-- Stated goal --
Omit images. Retype all entries verbatim.

-- Stored records --
--- Start ---

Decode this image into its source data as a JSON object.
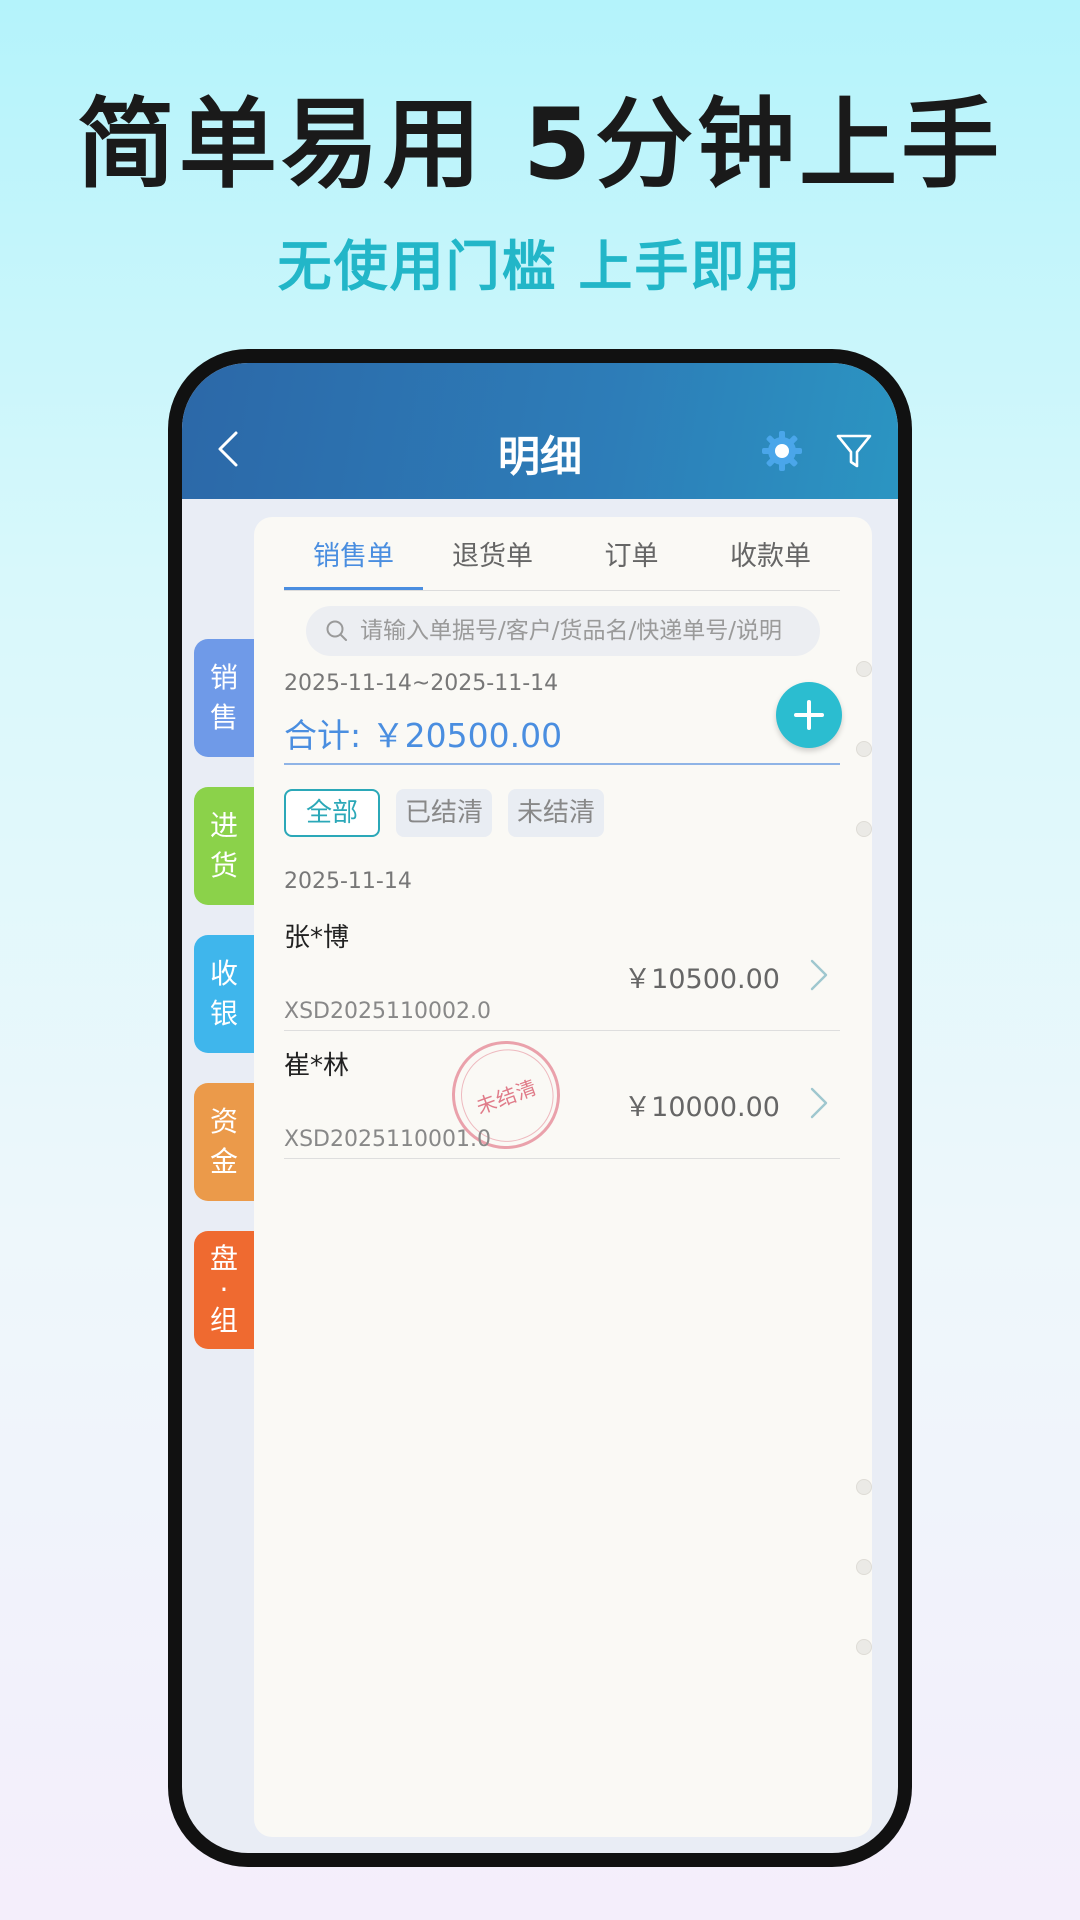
{
  "promo": {
    "headline": "简单易用 5分钟上手",
    "subline": "无使用门槛 上手即用"
  },
  "appbar": {
    "title": "明细",
    "icons": [
      "back-icon",
      "gear-icon",
      "filter-icon"
    ]
  },
  "side_tabs": [
    {
      "line1": "销",
      "line2": "售",
      "color": "#6f9ae8"
    },
    {
      "line1": "进",
      "line2": "货",
      "color": "#8bd24a"
    },
    {
      "line1": "收",
      "line2": "银",
      "color": "#3fb6ec"
    },
    {
      "line1": "资",
      "line2": "金",
      "color": "#eb9a4a"
    },
    {
      "line1": "盘",
      "line2": "·",
      "line3": "组",
      "color": "#ef6a30"
    }
  ],
  "tabs": [
    {
      "label": "销售单",
      "active": true
    },
    {
      "label": "退货单",
      "active": false
    },
    {
      "label": "订单",
      "active": false
    },
    {
      "label": "收款单",
      "active": false
    }
  ],
  "search": {
    "placeholder": "请输入单据号/客户/货品名/快递单号/说明"
  },
  "summary": {
    "date_range": "2025-11-14~2025-11-14",
    "total": "合计: ￥20500.00"
  },
  "filters": [
    {
      "label": "全部",
      "active": true
    },
    {
      "label": "已结清",
      "active": false
    },
    {
      "label": "未结清",
      "active": false
    }
  ],
  "records": {
    "group_date": "2025-11-14",
    "items": [
      {
        "name": "张*博",
        "amount": "￥10500.00",
        "number": "XSD2025110002.0",
        "stamp": ""
      },
      {
        "name": "崔*林",
        "amount": "￥10000.00",
        "number": "XSD2025110001.0",
        "stamp": "未结清"
      }
    ]
  },
  "colors": {
    "accent_blue": "#4a8ee0",
    "teal": "#2bbdd0",
    "appbar_start": "#2c68a8",
    "appbar_end": "#2b95c2",
    "stamp_red": "#d75064"
  }
}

--- End ---

-- Solution --
Decode this image into its source data as a JSON object.
{
  "promo": {
    "headline": "简单易用 5分钟上手",
    "subline": "无使用门槛 上手即用"
  },
  "appbar": {
    "title": "明细",
    "icons": [
      "back-icon",
      "gear-icon",
      "filter-icon"
    ]
  },
  "side_tabs": [
    {
      "line1": "销",
      "line2": "售",
      "color": "#6f9ae8"
    },
    {
      "line1": "进",
      "line2": "货",
      "color": "#8bd24a"
    },
    {
      "line1": "收",
      "line2": "银",
      "color": "#3fb6ec"
    },
    {
      "line1": "资",
      "line2": "金",
      "color": "#eb9a4a"
    },
    {
      "line1": "盘",
      "line2": "·",
      "line3": "组",
      "color": "#ef6a30"
    }
  ],
  "tabs": [
    {
      "label": "销售单",
      "active": true
    },
    {
      "label": "退货单",
      "active": false
    },
    {
      "label": "订单",
      "active": false
    },
    {
      "label": "收款单",
      "active": false
    }
  ],
  "search": {
    "placeholder": "请输入单据号/客户/货品名/快递单号/说明"
  },
  "summary": {
    "date_range": "2025-11-14~2025-11-14",
    "total": "合计: ￥20500.00"
  },
  "filters": [
    {
      "label": "全部",
      "active": true
    },
    {
      "label": "已结清",
      "active": false
    },
    {
      "label": "未结清",
      "active": false
    }
  ],
  "records": {
    "group_date": "2025-11-14",
    "items": [
      {
        "name": "张*博",
        "amount": "￥10500.00",
        "number": "XSD2025110002.0",
        "stamp": ""
      },
      {
        "name": "崔*林",
        "amount": "￥10000.00",
        "number": "XSD2025110001.0",
        "stamp": "未结清"
      }
    ]
  },
  "colors": {
    "accent_blue": "#4a8ee0",
    "teal": "#2bbdd0",
    "appbar_start": "#2c68a8",
    "appbar_end": "#2b95c2",
    "stamp_red": "#d75064"
  }
}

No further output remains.